*EXERCISE*: Which lines have the string "муниципальным"? Copy all of them from the entries below.

*DATA SUPPLIED*:
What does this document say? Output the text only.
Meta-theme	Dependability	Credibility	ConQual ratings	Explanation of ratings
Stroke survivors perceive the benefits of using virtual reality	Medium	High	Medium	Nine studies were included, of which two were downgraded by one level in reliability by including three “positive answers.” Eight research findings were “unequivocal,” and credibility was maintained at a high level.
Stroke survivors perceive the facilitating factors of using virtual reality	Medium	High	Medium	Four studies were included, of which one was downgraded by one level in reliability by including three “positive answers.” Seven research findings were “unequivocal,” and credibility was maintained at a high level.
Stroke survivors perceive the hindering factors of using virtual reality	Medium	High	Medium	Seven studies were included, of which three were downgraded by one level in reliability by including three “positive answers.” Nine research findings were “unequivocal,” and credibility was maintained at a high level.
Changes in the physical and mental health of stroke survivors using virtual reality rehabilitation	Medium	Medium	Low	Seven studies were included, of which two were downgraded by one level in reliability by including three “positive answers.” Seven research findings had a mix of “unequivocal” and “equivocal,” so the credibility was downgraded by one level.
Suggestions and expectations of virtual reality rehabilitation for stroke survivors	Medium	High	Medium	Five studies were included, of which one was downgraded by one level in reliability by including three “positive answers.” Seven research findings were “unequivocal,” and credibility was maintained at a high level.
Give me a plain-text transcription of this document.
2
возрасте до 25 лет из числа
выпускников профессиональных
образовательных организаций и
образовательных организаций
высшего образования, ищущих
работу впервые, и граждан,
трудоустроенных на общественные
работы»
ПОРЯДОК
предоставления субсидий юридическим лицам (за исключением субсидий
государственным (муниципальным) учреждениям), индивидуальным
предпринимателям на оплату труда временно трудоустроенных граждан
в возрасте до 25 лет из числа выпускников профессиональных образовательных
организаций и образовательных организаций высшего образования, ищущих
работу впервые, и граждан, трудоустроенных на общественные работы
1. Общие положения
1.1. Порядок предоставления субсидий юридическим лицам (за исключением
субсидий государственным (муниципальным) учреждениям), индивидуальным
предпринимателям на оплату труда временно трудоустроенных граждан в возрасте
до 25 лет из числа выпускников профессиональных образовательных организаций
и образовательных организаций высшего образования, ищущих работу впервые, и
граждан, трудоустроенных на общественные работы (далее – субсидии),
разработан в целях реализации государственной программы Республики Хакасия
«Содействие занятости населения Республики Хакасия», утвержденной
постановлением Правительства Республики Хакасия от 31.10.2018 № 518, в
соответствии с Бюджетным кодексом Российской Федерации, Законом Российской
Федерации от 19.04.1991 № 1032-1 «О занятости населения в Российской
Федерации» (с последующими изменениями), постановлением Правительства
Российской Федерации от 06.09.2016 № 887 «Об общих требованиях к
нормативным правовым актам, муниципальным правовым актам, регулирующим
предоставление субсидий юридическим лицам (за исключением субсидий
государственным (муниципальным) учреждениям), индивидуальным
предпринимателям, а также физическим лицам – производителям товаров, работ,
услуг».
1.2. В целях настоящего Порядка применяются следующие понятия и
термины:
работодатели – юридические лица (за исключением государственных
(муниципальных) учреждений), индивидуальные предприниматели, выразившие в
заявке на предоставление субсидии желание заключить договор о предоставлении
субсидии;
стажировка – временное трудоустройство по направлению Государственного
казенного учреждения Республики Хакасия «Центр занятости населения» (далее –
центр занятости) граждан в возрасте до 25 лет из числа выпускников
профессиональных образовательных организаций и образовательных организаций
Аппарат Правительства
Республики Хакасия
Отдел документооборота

*FINAL RESULT*:
государственным (муниципальным) учреждениям), индивидуальным
субсидий государственным (муниципальным) учреждениям), индивидуальным
нормативным правовым актам, муниципальным правовым актам, регулирующим
государственным (муниципальным) учреждениям), индивидуальным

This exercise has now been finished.